Record extracts —

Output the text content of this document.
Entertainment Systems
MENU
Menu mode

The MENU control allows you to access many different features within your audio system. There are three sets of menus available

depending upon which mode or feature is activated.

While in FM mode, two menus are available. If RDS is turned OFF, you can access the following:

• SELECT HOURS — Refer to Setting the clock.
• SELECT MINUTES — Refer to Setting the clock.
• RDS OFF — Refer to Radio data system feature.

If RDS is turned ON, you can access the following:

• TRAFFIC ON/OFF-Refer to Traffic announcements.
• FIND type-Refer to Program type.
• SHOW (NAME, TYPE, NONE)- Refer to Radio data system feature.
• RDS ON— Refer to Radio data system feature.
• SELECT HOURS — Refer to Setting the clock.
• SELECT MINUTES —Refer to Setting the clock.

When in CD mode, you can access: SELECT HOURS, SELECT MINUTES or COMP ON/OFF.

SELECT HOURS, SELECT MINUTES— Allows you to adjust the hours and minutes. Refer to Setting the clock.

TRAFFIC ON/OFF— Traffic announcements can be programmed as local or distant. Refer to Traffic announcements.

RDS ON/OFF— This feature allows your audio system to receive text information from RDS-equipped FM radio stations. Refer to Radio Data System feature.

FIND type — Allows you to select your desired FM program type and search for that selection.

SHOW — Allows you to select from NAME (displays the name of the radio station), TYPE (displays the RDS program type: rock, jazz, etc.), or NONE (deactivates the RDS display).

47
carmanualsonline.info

---

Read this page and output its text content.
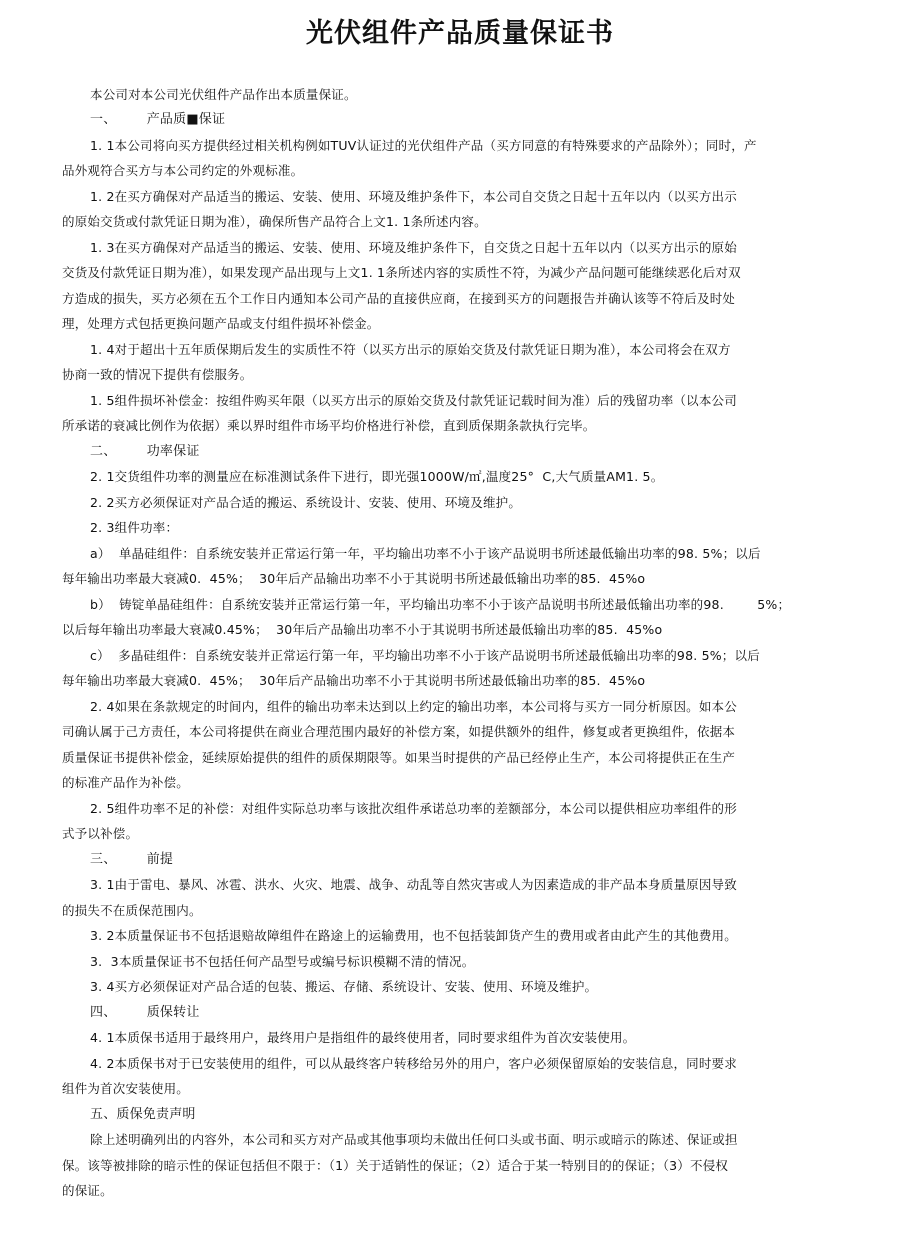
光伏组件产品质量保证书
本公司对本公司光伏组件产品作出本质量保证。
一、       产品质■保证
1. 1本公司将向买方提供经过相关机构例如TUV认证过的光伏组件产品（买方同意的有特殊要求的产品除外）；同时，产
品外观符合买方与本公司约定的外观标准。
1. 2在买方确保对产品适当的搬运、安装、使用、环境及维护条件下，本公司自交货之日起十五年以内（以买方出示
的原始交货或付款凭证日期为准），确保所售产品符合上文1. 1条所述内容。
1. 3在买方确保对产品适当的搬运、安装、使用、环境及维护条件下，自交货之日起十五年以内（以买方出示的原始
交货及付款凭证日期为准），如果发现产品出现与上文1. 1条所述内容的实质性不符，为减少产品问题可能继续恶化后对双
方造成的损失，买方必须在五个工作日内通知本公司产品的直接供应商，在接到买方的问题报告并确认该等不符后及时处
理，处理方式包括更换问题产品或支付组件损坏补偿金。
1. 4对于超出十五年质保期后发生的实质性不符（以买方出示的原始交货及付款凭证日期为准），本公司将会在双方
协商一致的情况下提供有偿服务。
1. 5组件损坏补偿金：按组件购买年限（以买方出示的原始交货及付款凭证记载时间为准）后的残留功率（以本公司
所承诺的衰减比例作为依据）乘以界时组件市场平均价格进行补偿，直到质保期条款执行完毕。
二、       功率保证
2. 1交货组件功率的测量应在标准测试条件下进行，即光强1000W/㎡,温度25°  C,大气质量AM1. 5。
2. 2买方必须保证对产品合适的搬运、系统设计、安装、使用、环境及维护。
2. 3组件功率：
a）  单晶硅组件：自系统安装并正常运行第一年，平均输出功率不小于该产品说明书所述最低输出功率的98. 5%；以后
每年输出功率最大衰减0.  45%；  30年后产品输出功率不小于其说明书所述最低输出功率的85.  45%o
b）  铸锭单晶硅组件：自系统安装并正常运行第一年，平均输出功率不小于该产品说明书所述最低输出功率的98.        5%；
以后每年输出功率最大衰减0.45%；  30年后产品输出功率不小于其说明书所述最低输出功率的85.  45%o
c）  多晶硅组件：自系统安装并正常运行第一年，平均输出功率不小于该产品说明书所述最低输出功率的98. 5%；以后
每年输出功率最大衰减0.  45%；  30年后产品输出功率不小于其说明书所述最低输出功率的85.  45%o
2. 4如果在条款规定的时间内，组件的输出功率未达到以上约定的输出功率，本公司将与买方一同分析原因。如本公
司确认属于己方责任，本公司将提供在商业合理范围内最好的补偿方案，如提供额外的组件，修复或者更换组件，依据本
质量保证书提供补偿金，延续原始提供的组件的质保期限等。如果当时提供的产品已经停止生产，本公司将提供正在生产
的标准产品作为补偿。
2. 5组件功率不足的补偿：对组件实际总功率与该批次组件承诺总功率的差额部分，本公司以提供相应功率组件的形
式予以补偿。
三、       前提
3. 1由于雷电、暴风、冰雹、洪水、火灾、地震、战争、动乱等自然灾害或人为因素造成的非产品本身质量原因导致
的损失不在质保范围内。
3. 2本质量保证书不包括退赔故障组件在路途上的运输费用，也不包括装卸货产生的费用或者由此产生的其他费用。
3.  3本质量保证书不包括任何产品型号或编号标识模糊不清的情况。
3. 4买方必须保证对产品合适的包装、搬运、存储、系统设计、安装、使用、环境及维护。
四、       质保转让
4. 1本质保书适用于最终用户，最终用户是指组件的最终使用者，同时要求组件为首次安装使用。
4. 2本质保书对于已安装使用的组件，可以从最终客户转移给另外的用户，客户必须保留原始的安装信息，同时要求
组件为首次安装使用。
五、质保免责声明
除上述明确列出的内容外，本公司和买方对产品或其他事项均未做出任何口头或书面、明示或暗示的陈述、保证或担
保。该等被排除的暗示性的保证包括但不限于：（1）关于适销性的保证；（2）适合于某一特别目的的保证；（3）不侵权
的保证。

---

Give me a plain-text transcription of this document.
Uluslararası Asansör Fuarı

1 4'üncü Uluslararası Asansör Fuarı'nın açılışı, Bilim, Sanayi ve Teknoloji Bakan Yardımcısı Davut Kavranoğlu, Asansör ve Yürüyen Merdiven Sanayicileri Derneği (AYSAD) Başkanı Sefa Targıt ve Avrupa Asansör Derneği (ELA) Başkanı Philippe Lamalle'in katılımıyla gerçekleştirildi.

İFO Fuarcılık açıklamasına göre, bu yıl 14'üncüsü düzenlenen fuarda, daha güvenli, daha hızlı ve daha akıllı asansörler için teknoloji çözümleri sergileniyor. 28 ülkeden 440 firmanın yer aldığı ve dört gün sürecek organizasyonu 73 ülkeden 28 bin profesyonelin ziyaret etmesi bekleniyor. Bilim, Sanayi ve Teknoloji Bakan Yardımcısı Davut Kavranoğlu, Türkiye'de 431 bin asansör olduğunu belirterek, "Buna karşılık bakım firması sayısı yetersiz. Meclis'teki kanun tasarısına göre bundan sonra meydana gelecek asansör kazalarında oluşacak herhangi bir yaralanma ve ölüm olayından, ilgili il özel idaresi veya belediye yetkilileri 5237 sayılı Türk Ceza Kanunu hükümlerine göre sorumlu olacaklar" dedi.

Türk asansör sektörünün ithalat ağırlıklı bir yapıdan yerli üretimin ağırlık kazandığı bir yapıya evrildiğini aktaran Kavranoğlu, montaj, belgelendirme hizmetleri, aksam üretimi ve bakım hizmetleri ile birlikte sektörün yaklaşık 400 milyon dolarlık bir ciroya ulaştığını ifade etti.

Challenge — Pick out all lines containing the string "TRAFFIC".

Task response —
• TRAFFIC ON/OFF-Refer to Traffic announcements.
TRAFFIC ON/OFF— Traffic announcements can be programmed as local or distant. Refer to Traffic announcements.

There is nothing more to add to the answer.